• _TASK_
The required output is a single number: how many lines of the material contain the string "Production".

• _ITEMS_
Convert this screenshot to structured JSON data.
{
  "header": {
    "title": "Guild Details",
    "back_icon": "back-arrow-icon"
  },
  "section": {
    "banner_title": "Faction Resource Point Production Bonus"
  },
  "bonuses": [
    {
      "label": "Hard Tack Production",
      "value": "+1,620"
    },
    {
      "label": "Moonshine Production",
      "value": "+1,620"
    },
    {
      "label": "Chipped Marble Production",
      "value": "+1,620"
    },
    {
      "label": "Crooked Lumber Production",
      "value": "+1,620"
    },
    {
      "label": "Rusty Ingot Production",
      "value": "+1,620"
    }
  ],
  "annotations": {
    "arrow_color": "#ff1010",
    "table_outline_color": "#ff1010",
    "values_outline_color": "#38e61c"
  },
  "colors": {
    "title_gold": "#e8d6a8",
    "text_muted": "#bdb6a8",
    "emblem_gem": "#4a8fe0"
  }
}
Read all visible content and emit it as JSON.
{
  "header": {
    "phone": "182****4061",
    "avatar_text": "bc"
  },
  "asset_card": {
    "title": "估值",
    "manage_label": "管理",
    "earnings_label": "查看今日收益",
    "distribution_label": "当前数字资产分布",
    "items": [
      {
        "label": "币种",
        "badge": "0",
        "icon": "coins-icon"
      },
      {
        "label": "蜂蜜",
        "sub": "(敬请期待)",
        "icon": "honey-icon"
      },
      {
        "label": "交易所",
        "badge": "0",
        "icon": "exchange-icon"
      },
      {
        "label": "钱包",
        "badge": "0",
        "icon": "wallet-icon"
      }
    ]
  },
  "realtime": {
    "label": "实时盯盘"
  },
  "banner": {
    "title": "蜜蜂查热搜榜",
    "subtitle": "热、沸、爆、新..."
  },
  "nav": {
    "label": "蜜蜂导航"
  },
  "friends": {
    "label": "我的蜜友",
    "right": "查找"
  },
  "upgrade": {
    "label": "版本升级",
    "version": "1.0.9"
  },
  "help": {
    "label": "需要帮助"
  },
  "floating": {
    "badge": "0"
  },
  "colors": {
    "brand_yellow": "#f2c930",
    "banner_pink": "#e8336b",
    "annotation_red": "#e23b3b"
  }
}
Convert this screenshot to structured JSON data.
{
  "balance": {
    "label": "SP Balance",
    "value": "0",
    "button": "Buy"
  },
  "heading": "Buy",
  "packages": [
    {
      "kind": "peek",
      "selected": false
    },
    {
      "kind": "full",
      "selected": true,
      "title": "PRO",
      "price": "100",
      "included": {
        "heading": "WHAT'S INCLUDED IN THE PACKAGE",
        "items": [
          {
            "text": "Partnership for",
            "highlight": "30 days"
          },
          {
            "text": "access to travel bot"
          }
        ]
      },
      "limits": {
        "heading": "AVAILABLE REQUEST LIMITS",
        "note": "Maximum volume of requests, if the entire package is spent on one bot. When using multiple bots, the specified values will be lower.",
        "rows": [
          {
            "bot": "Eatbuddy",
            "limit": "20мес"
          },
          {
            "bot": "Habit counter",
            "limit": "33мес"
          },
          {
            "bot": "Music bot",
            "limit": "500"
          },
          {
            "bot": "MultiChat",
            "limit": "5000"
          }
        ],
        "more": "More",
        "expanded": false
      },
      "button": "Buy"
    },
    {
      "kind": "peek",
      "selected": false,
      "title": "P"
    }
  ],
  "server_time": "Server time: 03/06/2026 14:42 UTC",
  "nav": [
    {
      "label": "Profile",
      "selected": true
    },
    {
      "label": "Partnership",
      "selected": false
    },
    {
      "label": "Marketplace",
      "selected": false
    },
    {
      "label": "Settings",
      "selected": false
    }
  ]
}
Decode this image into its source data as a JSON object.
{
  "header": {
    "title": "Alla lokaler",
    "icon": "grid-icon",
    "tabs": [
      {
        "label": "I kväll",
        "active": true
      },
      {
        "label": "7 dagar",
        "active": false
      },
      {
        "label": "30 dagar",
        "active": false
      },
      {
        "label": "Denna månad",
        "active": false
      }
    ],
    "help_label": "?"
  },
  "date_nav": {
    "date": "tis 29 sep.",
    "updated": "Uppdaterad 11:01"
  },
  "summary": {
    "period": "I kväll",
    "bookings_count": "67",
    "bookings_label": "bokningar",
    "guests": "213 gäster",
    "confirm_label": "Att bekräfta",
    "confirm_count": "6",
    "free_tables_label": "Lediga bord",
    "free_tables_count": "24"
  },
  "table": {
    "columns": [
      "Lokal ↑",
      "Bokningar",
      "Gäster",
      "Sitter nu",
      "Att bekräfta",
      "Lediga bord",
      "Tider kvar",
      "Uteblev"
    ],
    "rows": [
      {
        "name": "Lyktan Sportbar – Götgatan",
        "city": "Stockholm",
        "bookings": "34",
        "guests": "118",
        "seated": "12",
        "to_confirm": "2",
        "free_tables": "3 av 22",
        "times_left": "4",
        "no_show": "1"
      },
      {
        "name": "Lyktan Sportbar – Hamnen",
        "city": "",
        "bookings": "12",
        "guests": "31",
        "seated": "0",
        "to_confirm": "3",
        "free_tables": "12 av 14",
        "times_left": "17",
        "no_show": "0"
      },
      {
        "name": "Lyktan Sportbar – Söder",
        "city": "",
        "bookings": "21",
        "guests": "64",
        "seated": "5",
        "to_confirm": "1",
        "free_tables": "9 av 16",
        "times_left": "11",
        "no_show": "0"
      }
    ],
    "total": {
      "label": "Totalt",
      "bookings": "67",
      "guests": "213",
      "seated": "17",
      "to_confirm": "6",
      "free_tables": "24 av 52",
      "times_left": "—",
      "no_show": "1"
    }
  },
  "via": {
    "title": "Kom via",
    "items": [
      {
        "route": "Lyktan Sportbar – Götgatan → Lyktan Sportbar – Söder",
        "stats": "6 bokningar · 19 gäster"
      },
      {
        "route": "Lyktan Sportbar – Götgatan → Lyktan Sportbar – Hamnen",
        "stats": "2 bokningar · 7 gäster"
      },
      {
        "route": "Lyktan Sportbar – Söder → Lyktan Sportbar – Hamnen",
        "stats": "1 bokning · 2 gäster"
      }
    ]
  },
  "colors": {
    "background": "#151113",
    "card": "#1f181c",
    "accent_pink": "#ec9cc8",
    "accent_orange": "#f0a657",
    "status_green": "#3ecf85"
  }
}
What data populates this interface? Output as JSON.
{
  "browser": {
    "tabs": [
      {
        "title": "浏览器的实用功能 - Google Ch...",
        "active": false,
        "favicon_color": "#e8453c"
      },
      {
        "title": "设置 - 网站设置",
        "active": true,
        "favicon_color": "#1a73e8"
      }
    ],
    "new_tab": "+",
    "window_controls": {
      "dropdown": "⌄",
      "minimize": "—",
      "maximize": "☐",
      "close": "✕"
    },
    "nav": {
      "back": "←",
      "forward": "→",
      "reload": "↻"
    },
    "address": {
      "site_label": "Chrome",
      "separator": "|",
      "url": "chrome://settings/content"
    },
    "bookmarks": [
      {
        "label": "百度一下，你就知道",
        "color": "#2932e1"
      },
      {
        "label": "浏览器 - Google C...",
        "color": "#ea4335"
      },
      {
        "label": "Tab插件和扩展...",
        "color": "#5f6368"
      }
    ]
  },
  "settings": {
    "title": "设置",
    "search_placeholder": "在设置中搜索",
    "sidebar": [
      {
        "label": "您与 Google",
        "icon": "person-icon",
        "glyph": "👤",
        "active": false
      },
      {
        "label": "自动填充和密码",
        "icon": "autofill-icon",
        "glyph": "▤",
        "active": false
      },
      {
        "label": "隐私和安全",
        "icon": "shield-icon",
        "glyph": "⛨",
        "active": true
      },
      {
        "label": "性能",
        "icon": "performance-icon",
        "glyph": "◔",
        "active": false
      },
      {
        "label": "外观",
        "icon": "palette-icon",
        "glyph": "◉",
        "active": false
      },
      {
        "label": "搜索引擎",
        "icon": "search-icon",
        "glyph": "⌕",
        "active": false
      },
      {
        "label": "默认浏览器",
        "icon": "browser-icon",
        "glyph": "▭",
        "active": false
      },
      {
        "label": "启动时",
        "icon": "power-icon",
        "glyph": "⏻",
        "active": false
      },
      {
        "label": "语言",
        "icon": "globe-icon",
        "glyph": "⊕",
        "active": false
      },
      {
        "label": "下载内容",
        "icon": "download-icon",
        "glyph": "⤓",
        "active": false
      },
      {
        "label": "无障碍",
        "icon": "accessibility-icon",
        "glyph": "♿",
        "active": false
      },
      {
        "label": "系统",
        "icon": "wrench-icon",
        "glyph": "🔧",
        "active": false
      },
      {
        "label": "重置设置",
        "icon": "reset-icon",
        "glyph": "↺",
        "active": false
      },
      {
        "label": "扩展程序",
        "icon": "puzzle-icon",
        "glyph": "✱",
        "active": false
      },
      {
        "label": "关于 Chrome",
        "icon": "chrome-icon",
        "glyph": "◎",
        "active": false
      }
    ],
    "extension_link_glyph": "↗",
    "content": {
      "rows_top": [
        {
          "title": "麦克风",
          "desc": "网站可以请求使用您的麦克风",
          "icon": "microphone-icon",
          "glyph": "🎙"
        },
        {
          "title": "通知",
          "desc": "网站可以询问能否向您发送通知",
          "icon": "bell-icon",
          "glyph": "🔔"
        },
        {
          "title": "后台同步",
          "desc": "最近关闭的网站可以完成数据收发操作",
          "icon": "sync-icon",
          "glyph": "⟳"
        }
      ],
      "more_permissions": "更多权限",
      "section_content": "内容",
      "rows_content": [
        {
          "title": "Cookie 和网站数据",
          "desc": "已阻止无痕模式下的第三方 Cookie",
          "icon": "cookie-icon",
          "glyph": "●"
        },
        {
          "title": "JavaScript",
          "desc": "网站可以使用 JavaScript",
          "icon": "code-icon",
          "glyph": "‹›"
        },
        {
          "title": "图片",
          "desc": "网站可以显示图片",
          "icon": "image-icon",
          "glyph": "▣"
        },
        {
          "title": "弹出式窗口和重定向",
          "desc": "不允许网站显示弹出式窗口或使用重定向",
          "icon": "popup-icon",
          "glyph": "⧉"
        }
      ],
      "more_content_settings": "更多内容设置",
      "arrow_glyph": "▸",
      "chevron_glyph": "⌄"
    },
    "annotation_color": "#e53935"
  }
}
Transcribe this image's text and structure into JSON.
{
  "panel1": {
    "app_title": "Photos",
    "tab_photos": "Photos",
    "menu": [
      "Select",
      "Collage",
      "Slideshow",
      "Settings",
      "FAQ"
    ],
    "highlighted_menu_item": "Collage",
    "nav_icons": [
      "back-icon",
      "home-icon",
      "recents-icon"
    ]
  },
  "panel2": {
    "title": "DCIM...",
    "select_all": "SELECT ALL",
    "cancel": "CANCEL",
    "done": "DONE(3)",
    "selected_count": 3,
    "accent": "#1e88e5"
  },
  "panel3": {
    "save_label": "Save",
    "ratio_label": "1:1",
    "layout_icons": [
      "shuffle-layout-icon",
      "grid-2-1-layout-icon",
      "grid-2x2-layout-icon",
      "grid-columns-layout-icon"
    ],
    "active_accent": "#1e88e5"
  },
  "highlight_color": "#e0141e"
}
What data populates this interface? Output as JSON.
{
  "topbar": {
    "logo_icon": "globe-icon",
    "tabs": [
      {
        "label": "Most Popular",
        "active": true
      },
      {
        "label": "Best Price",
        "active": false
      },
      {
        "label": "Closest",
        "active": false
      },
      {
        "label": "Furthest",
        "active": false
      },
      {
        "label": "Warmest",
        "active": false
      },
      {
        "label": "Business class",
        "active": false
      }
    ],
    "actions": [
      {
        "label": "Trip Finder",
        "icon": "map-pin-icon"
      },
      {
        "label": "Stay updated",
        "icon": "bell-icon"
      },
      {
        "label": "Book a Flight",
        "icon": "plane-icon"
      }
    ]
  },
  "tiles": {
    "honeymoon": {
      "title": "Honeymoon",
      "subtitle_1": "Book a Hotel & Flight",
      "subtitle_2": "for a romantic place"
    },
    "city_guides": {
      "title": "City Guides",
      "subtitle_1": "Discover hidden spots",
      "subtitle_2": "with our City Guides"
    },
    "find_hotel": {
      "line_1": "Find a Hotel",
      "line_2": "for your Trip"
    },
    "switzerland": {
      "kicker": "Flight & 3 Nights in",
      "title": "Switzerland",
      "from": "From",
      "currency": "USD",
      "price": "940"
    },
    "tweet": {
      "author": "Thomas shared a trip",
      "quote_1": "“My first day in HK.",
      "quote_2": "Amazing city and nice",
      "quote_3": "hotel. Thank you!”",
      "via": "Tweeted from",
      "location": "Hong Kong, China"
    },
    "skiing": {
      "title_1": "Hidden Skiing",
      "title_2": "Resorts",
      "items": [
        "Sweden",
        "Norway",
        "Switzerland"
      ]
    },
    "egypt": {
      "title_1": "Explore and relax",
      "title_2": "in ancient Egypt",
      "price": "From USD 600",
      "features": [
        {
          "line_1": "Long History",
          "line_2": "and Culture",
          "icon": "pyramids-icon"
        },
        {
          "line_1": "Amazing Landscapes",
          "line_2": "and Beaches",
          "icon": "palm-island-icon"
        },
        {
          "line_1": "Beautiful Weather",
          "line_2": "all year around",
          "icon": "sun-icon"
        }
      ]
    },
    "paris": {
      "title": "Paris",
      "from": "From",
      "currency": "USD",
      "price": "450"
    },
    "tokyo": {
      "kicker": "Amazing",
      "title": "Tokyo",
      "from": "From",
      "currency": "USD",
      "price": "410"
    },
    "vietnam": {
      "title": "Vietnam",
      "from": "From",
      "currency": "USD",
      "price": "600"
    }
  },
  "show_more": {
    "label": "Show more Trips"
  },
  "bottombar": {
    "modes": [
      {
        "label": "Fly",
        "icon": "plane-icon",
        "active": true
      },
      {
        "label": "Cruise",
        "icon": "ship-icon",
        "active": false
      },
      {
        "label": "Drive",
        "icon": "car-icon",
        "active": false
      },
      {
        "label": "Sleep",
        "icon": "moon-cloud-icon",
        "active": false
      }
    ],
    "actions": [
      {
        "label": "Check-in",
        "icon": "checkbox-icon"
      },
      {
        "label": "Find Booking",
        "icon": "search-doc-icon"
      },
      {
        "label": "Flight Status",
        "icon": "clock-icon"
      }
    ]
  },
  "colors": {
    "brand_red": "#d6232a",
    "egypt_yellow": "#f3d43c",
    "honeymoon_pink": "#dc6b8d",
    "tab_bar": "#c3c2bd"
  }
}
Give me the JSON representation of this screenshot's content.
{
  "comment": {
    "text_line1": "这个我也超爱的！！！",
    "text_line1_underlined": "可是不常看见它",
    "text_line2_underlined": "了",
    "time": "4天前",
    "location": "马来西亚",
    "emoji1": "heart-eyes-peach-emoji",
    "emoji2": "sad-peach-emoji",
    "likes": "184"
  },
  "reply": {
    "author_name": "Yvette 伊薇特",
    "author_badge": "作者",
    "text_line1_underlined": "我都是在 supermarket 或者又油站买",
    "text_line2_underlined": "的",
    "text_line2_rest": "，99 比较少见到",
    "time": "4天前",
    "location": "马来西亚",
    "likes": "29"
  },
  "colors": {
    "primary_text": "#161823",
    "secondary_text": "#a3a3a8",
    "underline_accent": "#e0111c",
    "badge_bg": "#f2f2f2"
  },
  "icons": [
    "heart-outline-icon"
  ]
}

• _FINAL RESULT_
6